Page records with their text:
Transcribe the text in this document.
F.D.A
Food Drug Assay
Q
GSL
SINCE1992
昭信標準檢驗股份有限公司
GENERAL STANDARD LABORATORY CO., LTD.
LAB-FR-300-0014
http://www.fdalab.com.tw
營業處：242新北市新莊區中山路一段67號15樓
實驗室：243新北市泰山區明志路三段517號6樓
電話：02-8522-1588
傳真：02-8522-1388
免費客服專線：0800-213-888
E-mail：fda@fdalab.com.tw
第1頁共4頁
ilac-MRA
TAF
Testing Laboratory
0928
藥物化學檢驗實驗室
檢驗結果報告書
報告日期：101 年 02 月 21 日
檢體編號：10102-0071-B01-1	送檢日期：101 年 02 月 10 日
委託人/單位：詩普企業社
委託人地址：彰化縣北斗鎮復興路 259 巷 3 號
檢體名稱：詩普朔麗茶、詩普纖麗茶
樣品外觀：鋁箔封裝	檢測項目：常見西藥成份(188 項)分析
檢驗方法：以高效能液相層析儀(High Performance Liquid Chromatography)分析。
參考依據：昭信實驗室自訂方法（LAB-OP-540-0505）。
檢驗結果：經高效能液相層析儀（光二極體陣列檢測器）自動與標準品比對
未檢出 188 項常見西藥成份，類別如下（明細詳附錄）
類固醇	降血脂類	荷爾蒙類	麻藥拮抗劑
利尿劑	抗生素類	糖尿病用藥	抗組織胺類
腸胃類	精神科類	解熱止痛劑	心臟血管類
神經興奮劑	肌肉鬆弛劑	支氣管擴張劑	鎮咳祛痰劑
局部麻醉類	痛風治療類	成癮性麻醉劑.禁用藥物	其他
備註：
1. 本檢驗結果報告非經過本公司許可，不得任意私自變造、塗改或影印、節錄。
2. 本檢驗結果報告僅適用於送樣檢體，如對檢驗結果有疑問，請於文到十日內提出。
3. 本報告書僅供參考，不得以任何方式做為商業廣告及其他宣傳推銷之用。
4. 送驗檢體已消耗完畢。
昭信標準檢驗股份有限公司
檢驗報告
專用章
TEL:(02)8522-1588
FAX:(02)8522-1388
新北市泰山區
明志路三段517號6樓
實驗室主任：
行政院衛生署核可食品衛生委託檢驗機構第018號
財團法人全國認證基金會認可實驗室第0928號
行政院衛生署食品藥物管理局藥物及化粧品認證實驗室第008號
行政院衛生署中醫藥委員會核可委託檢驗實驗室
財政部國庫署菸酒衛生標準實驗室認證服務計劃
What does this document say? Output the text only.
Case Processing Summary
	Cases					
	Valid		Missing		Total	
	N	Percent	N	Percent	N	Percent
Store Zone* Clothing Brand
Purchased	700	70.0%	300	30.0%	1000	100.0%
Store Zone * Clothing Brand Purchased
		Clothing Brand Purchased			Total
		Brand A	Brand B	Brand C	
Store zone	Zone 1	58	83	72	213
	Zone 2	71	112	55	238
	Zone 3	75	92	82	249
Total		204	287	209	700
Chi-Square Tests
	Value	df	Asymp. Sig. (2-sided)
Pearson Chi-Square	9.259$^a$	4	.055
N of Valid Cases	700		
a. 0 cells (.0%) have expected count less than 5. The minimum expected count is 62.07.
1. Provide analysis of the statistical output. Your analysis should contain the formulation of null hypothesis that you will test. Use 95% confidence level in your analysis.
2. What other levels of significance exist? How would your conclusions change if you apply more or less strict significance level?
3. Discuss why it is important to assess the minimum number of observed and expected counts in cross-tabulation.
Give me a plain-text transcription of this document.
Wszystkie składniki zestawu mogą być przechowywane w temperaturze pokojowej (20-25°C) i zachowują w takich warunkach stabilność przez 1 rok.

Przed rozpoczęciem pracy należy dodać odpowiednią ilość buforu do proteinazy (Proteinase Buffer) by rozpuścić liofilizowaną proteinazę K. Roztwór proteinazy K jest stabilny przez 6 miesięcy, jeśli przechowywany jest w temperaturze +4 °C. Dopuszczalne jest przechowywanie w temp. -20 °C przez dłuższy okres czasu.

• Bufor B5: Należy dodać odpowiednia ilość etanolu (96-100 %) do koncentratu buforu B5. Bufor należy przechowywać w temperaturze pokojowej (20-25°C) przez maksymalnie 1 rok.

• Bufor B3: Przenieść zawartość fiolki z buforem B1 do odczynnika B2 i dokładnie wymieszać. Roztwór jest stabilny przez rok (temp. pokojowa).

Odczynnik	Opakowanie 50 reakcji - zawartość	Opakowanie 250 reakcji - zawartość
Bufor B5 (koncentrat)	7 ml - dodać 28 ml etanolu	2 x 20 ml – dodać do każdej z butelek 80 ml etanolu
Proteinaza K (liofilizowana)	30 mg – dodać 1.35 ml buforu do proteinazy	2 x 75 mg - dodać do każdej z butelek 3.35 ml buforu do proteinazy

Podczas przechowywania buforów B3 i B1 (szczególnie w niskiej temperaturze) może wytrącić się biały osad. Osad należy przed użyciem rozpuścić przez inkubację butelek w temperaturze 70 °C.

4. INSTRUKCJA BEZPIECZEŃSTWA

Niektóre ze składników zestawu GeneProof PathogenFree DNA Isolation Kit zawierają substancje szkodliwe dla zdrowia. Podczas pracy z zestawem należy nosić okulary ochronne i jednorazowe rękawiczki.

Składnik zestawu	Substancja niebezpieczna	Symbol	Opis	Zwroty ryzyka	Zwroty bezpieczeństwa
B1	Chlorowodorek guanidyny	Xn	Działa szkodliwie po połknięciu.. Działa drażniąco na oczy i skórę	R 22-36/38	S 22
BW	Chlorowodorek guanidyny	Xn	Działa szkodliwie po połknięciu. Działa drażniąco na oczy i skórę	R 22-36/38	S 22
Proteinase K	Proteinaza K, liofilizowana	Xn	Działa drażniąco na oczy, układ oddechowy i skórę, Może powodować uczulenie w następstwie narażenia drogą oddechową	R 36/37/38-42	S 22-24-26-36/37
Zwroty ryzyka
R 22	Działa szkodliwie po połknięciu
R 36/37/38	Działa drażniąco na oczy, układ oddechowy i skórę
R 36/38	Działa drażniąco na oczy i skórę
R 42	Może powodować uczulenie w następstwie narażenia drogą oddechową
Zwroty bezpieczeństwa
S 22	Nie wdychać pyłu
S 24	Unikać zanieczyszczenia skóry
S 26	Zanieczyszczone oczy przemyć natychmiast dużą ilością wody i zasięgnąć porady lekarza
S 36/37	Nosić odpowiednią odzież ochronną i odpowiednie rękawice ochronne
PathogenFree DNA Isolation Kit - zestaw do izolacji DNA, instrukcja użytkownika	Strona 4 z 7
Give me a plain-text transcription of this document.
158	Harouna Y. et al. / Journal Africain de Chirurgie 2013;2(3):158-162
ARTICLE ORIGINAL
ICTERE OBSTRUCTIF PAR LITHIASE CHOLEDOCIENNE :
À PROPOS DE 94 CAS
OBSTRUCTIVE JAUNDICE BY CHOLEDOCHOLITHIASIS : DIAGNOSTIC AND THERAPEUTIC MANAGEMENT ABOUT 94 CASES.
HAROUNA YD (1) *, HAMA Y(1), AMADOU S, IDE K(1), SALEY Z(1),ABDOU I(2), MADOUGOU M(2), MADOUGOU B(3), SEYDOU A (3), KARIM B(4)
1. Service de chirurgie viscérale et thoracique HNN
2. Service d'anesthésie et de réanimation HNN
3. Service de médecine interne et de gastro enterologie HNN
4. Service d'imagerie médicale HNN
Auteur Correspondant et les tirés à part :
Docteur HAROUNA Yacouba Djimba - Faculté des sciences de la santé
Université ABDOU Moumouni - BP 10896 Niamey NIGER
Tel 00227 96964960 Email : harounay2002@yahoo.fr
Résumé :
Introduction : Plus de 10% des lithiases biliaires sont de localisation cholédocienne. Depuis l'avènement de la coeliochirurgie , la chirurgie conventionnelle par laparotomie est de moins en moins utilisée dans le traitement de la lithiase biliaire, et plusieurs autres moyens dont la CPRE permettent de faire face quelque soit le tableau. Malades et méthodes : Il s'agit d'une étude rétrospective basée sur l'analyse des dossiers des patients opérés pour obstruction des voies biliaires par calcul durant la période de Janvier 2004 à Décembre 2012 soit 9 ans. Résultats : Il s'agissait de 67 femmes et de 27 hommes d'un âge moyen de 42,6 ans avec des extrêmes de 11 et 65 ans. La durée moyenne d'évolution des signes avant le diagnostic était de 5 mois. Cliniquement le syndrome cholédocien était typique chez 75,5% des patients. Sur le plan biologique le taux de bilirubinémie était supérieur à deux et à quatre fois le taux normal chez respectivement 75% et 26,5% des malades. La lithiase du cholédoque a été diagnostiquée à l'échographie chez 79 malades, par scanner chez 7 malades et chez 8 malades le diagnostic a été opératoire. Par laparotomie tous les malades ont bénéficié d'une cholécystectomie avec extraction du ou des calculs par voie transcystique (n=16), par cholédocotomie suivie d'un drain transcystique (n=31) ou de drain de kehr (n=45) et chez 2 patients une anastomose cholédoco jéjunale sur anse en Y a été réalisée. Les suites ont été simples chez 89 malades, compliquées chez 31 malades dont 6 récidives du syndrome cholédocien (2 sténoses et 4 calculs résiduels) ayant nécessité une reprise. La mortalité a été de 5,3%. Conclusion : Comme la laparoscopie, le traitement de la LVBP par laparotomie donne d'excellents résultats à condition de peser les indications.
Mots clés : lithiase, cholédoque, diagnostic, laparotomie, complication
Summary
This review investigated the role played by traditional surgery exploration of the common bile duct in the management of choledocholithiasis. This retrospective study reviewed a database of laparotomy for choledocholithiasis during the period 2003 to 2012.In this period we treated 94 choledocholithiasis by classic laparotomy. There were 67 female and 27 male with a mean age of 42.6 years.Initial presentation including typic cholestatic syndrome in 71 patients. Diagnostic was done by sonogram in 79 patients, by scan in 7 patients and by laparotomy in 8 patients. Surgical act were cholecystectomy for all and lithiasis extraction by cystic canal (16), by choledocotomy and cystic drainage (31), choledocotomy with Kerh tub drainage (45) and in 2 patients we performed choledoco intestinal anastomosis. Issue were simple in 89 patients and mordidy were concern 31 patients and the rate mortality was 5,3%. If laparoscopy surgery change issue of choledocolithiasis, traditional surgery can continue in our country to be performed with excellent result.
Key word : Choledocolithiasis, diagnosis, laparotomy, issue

About this exercise
Filter the entries down to the lines that include the string "Clothing".

Response below
Store Zone* Clothing Brand
Store Zone * Clothing Brand Purchased
		Clothing Brand Purchased			Total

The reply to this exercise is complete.